What the task requires — Reproduce all the entries precisely.

Given data —
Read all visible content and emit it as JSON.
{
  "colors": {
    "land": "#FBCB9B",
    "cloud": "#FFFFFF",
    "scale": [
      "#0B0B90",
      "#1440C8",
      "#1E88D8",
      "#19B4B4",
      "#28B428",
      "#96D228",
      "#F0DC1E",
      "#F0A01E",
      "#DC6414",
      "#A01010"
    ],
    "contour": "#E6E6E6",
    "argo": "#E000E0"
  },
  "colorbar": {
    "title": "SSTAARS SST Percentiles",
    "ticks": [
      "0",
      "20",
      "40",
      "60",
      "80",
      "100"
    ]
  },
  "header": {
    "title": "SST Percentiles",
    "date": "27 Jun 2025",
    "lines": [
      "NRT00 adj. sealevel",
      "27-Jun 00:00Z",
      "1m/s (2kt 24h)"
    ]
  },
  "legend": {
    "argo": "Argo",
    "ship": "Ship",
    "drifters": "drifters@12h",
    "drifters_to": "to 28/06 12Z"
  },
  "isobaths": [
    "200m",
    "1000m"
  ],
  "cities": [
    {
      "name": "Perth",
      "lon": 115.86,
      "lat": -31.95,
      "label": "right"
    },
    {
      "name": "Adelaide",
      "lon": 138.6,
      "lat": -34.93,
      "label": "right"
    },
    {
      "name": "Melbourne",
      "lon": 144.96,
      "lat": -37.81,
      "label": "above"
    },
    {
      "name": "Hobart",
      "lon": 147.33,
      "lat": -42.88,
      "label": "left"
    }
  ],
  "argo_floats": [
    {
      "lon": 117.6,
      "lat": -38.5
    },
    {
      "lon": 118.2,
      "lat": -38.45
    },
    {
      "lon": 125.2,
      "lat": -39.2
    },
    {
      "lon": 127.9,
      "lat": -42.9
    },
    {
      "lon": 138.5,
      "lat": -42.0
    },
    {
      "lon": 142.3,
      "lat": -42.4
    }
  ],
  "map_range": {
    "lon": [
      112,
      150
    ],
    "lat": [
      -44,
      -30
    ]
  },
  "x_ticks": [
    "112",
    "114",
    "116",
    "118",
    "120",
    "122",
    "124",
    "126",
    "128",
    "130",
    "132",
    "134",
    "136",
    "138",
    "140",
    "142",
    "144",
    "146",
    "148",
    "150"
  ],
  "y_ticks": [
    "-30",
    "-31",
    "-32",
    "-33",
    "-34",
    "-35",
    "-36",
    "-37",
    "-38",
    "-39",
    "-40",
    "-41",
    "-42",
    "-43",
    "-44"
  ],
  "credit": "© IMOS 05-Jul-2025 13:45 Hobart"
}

Task response —
Read all visible content and emit it as JSON.
{
  "colors": {
    "land": "#FBCB9B",
    "cloud": "#FFFFFF",
    "scale": [
      "#0B0B90",
      "#1440C8",
      "#1E88D8",
      "#19B4B4",
      "#28B428",
      "#96D228",
      "#F0DC1E",
      "#F0A01E",
      "#DC6414",
      "#A01010"
    ],
    "contour": "#E6E6E6",
    "argo": "#E000E0"
  },
  "colorbar": {
    "title": "SSTAARS SST Percentiles",
    "ticks": [
      "0",
      "20",
      "40",
      "60",
      "80",
      "100"
    ]
  },
  "header": {
    "title": "SST Percentiles",
    "date": "27 Jun 2025",
    "lines": [
      "NRT00 adj. sealevel",
      "27-Jun 00:00Z",
      "1m/s (2kt 24h)"
    ]
  },
  "legend": {
    "argo": "Argo",
    "ship": "Ship",
    "drifters": "drifters@12h",
    "drifters_to": "to 28/06 12Z"
  },
  "isobaths": [
    "200m",
    "1000m"
  ],
  "cities": [
    {
      "name": "Perth",
      "lon": 115.86,
      "lat": -31.95,
      "label": "right"
    },
    {
      "name": "Adelaide",
      "lon": 138.6,
      "lat": -34.93,
      "label": "right"
    },
    {
      "name": "Melbourne",
      "lon": 144.96,
      "lat": -37.81,
      "label": "above"
    },
    {
      "name": "Hobart",
      "lon": 147.33,
      "lat": -42.88,
      "label": "left"
    }
  ],
  "argo_floats": [
    {
      "lon": 117.6,
      "lat": -38.5
    },
    {
      "lon": 118.2,
      "lat": -38.45
    },
    {
      "lon": 125.2,
      "lat": -39.2
    },
    {
      "lon": 127.9,
      "lat": -42.9
    },
    {
      "lon": 138.5,
      "lat": -42.0
    },
    {
      "lon": 142.3,
      "lat": -42.4
    }
  ],
  "map_range": {
    "lon": [
      112,
      150
    ],
    "lat": [
      -44,
      -30
    ]
  },
  "x_ticks": [
    "112",
    "114",
    "116",
    "118",
    "120",
    "122",
    "124",
    "126",
    "128",
    "130",
    "132",
    "134",
    "136",
    "138",
    "140",
    "142",
    "144",
    "146",
    "148",
    "150"
  ],
  "y_ticks": [
    "-30",
    "-31",
    "-32",
    "-33",
    "-34",
    "-35",
    "-36",
    "-37",
    "-38",
    "-39",
    "-40",
    "-41",
    "-42",
    "-43",
    "-44"
  ],
  "credit": "© IMOS 05-Jul-2025 13:45 Hobart"
}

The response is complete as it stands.